◆ Task description:
Look through the listing for the word "role". Copy each line that has it.

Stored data
******************************

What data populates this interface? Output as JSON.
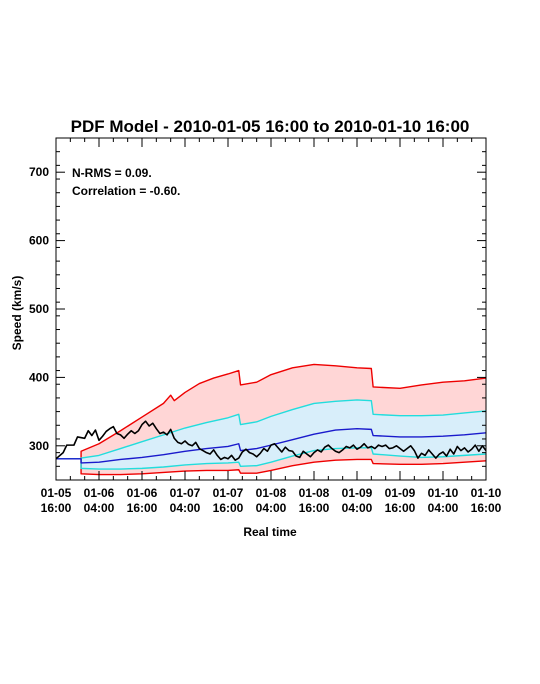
{
  "chart_data": {
    "type": "line",
    "title": "PDF Model - 2010-01-05 16:00 to 2010-01-10 16:00",
    "xlabel": "Real time",
    "ylabel": "Speed (km/s)",
    "annotations": [
      "N-RMS = 0.09.",
      "Correlation = -0.60."
    ],
    "x_ticks": [
      {
        "t": 0,
        "line1": "01-05",
        "line2": "16:00"
      },
      {
        "t": 12,
        "line1": "01-06",
        "line2": "04:00"
      },
      {
        "t": 24,
        "line1": "01-06",
        "line2": "16:00"
      },
      {
        "t": 36,
        "line1": "01-07",
        "line2": "04:00"
      },
      {
        "t": 48,
        "line1": "01-07",
        "line2": "16:00"
      },
      {
        "t": 60,
        "line1": "01-08",
        "line2": "04:00"
      },
      {
        "t": 72,
        "line1": "01-08",
        "line2": "16:00"
      },
      {
        "t": 84,
        "line1": "01-09",
        "line2": "04:00"
      },
      {
        "t": 96,
        "line1": "01-09",
        "line2": "16:00"
      },
      {
        "t": 108,
        "line1": "01-10",
        "line2": "04:00"
      },
      {
        "t": 120,
        "line1": "01-10",
        "line2": "16:00"
      }
    ],
    "y_ticks": [
      300,
      400,
      500,
      600,
      700
    ],
    "xlim_hours": [
      0,
      120
    ],
    "ylim": [
      250,
      750
    ],
    "colors": {
      "outer_band_fill": "#ffd6d6",
      "inner_band_fill": "#d8eefa",
      "outer_bound_line": "#ee0000",
      "inner_bound_line": "#22dddd",
      "median_line": "#1a1acc",
      "observed_line": "#000000"
    },
    "series": [
      {
        "role": "upper_outer",
        "color": "#ee0000",
        "x": [
          0,
          7,
          7,
          12,
          18,
          24,
          30,
          32,
          33,
          36,
          40,
          44,
          48,
          51,
          51.5,
          56,
          60,
          66,
          72,
          78,
          84,
          88,
          88.5,
          96,
          102,
          108,
          114,
          120
        ],
        "y": [
          281,
          281,
          292,
          303,
          322,
          342,
          362,
          374,
          366,
          378,
          391,
          399,
          405,
          410,
          389,
          393,
          404,
          414,
          419,
          417,
          414,
          413,
          386,
          384,
          389,
          393,
          395,
          399
        ]
      },
      {
        "role": "upper_inner",
        "color": "#22dddd",
        "x": [
          0,
          7,
          7,
          12,
          18,
          24,
          30,
          36,
          42,
          48,
          51,
          51.5,
          56,
          60,
          66,
          72,
          78,
          84,
          88,
          88.5,
          96,
          102,
          108,
          114,
          120
        ],
        "y": [
          281,
          281,
          282,
          286,
          296,
          306,
          316,
          326,
          334,
          341,
          346,
          331,
          335,
          343,
          353,
          362,
          365,
          367,
          366,
          346,
          344,
          344,
          345,
          348,
          351
        ]
      },
      {
        "role": "median",
        "color": "#1a1acc",
        "x": [
          0,
          7,
          7,
          12,
          18,
          24,
          30,
          36,
          42,
          48,
          51,
          51.5,
          56,
          60,
          66,
          72,
          78,
          84,
          88,
          88.5,
          96,
          102,
          108,
          114,
          120
        ],
        "y": [
          281,
          281,
          275,
          276,
          280,
          283,
          287,
          292,
          296,
          299,
          303,
          293,
          296,
          301,
          309,
          317,
          323,
          325,
          324,
          315,
          313,
          313,
          314,
          316,
          319
        ]
      },
      {
        "role": "lower_inner",
        "color": "#22dddd",
        "x": [
          0,
          7,
          7,
          12,
          18,
          24,
          30,
          36,
          42,
          48,
          51,
          51.5,
          56,
          60,
          66,
          72,
          78,
          84,
          88,
          88.5,
          96,
          102,
          108,
          114,
          120
        ],
        "y": [
          281,
          281,
          267,
          266,
          266,
          267,
          269,
          272,
          274,
          275,
          276,
          270,
          271,
          276,
          285,
          293,
          296,
          297,
          297,
          288,
          285,
          283,
          284,
          286,
          288
        ]
      },
      {
        "role": "lower_outer",
        "color": "#ee0000",
        "x": [
          0,
          7,
          7,
          12,
          18,
          24,
          30,
          36,
          42,
          48,
          51,
          51.5,
          56,
          60,
          66,
          72,
          78,
          84,
          88,
          88.5,
          96,
          102,
          108,
          114,
          120
        ],
        "y": [
          281,
          281,
          259,
          258,
          258,
          259,
          261,
          263,
          264,
          264,
          265,
          260,
          260,
          264,
          271,
          276,
          279,
          280,
          280,
          274,
          273,
          273,
          274,
          276,
          278
        ]
      },
      {
        "role": "observed",
        "color": "#000000",
        "x": [
          0,
          2,
          3,
          5,
          6,
          8,
          9,
          10,
          11,
          12,
          13,
          14,
          15,
          16,
          17,
          18,
          19,
          20,
          21,
          22,
          23,
          24,
          25,
          26,
          27,
          28,
          29,
          30,
          31,
          32,
          33,
          34,
          35,
          36,
          37,
          38,
          39,
          40,
          41,
          42,
          43,
          44,
          45,
          46,
          47,
          48,
          49,
          50,
          51,
          52,
          53,
          54,
          55,
          56,
          57,
          58,
          59,
          60,
          61,
          62,
          63,
          64,
          65,
          66,
          67,
          68,
          69,
          70,
          71,
          72,
          73,
          74,
          75,
          76,
          77,
          78,
          79,
          80,
          81,
          82,
          83,
          84,
          85,
          86,
          87,
          88,
          89,
          90,
          91,
          92,
          93,
          94,
          95,
          96,
          97,
          98,
          99,
          100,
          101,
          102,
          103,
          104,
          105,
          106,
          107,
          108,
          109,
          110,
          111,
          112,
          113,
          114,
          115,
          116,
          117,
          118,
          119,
          120
        ],
        "y": [
          281,
          290,
          301,
          301,
          313,
          311,
          322,
          315,
          323,
          308,
          314,
          321,
          325,
          328,
          318,
          316,
          311,
          317,
          322,
          318,
          322,
          331,
          336,
          329,
          333,
          325,
          318,
          320,
          316,
          324,
          311,
          305,
          303,
          307,
          302,
          300,
          305,
          296,
          293,
          290,
          288,
          294,
          286,
          280,
          283,
          281,
          286,
          279,
          282,
          291,
          295,
          290,
          288,
          284,
          289,
          296,
          292,
          301,
          303,
          297,
          291,
          298,
          293,
          292,
          285,
          283,
          292,
          288,
          284,
          290,
          294,
          291,
          298,
          301,
          296,
          292,
          290,
          294,
          299,
          297,
          301,
          295,
          298,
          303,
          297,
          299,
          296,
          301,
          299,
          301,
          296,
          297,
          300,
          296,
          292,
          296,
          300,
          293,
          282,
          289,
          286,
          294,
          288,
          282,
          288,
          291,
          285,
          295,
          288,
          299,
          293,
          297,
          291,
          295,
          301,
          292,
          300,
          293
        ]
      }
    ]
  }
}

******************************

◆ Expected answer:
        "role": "upper_outer",
        "role": "upper_inner",
        "role": "median",
        "role": "lower_inner",
        "role": "lower_outer",
        "role": "observed",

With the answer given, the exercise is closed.